The problem -> Find how many lines in the data below include the word "date", then write only that number.

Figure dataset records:
————

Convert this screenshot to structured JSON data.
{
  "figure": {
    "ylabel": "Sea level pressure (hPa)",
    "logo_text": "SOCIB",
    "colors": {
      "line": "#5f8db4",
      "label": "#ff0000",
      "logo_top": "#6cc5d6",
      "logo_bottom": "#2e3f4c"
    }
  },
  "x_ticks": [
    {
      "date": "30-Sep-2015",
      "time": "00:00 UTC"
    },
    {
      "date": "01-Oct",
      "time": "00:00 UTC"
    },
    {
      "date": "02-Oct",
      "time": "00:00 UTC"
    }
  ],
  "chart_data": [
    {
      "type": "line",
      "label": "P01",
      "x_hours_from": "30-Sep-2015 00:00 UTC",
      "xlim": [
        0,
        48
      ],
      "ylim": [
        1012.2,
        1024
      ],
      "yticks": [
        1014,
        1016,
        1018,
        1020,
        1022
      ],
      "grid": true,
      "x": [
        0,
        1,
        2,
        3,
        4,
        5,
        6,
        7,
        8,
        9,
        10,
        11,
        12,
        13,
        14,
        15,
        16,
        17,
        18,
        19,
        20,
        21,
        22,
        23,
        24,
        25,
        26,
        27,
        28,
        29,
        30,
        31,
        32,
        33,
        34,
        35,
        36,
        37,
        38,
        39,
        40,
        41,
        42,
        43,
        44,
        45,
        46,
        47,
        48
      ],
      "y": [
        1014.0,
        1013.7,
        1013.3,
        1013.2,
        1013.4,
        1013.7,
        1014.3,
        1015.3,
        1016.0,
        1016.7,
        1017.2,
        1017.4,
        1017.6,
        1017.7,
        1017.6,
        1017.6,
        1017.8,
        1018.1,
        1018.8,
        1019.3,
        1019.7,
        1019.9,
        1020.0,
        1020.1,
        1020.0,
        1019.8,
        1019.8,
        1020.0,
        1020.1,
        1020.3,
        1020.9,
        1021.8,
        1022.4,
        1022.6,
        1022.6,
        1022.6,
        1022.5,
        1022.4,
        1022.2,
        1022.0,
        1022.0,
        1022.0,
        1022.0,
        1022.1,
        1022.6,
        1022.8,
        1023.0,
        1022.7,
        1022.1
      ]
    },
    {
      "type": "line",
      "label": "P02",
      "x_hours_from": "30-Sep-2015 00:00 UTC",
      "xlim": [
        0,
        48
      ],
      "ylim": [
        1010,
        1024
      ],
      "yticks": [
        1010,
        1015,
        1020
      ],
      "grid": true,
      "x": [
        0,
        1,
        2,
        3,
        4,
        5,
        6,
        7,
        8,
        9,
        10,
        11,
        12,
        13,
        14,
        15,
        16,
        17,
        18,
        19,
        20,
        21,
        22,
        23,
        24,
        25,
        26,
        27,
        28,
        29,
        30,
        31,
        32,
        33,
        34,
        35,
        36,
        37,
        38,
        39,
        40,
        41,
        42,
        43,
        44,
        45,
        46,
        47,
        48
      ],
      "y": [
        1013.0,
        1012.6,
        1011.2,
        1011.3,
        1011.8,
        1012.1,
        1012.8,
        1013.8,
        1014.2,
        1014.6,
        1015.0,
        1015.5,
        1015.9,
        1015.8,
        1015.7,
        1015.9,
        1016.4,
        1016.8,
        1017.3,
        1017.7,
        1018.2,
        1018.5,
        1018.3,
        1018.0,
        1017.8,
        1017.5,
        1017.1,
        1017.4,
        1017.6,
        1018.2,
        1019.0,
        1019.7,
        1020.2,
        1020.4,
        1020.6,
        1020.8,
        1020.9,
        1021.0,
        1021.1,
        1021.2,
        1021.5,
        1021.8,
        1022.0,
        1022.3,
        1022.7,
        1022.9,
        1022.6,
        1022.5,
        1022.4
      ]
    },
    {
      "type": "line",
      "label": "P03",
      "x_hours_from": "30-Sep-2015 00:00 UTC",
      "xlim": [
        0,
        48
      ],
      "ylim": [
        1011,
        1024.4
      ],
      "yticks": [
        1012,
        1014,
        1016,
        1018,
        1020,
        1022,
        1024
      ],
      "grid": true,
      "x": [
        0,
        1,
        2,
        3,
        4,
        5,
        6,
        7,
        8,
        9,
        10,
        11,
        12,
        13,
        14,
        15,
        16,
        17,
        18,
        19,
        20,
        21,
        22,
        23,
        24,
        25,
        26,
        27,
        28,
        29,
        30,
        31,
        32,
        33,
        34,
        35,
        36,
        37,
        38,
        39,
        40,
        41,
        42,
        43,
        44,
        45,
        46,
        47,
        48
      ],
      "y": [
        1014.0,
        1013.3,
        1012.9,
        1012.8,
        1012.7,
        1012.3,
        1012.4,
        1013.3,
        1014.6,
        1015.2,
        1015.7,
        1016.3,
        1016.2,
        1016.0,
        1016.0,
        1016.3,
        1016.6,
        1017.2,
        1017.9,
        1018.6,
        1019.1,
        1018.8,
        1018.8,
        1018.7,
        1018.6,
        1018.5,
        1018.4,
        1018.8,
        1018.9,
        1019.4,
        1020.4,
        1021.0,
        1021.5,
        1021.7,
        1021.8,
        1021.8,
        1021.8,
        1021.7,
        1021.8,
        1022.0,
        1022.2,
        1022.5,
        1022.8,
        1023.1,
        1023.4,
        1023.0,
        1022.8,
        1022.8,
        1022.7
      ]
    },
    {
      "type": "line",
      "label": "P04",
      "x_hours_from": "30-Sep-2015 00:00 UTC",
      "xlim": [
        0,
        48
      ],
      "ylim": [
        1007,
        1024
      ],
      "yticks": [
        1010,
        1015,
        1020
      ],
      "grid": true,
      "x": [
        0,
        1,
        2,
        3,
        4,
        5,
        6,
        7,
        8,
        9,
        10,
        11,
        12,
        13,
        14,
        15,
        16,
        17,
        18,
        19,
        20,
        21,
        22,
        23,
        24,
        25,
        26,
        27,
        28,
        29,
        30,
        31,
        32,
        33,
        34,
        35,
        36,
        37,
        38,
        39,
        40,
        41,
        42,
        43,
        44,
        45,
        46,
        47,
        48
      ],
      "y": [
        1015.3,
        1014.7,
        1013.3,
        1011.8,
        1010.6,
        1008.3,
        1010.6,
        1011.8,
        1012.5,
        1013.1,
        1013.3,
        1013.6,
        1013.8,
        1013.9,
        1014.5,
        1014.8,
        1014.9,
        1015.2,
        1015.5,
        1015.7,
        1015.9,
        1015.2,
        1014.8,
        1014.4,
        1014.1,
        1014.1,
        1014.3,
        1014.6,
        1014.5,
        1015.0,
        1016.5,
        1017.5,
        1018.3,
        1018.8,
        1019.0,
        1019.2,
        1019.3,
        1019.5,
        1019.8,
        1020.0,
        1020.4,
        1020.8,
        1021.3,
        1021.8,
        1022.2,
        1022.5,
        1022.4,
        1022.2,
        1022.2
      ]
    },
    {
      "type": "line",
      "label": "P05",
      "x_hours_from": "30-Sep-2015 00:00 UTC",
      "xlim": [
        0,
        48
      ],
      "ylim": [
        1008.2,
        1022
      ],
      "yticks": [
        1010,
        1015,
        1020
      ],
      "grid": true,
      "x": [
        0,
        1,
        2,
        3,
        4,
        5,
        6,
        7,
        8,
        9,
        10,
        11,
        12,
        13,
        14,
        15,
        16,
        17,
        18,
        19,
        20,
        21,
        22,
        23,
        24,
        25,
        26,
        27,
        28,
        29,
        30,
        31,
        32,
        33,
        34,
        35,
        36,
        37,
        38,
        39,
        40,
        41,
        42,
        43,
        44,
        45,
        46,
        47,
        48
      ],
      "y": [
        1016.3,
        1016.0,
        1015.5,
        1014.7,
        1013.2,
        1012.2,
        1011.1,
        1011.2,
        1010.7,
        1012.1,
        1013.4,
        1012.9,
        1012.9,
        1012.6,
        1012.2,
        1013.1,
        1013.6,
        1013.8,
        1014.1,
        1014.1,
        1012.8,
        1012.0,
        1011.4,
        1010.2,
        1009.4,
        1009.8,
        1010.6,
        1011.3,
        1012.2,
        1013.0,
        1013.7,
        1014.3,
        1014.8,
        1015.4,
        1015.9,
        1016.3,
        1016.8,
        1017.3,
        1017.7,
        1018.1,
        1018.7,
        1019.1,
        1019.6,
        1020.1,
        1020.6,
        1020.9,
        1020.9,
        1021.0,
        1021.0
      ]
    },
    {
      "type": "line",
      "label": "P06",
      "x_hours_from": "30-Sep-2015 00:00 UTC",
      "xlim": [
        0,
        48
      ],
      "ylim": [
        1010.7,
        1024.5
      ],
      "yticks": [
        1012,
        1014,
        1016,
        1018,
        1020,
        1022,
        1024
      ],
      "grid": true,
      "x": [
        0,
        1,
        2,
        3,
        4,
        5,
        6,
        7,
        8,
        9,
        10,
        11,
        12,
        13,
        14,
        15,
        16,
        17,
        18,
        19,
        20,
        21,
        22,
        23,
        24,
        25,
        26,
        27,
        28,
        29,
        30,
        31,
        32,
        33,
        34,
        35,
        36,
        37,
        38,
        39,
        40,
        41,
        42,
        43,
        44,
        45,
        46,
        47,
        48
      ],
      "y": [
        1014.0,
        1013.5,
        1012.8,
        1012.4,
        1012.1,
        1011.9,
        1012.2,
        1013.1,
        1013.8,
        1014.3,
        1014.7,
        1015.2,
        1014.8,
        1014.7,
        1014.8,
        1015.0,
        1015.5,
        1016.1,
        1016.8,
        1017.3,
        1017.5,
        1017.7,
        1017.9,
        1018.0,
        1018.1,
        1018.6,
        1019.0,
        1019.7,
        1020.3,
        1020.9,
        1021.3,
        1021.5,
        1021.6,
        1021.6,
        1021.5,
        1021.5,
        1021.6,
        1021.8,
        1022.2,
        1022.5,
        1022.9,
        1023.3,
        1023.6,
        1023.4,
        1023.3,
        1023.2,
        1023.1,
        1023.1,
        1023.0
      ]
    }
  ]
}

————

Complete answer -> 3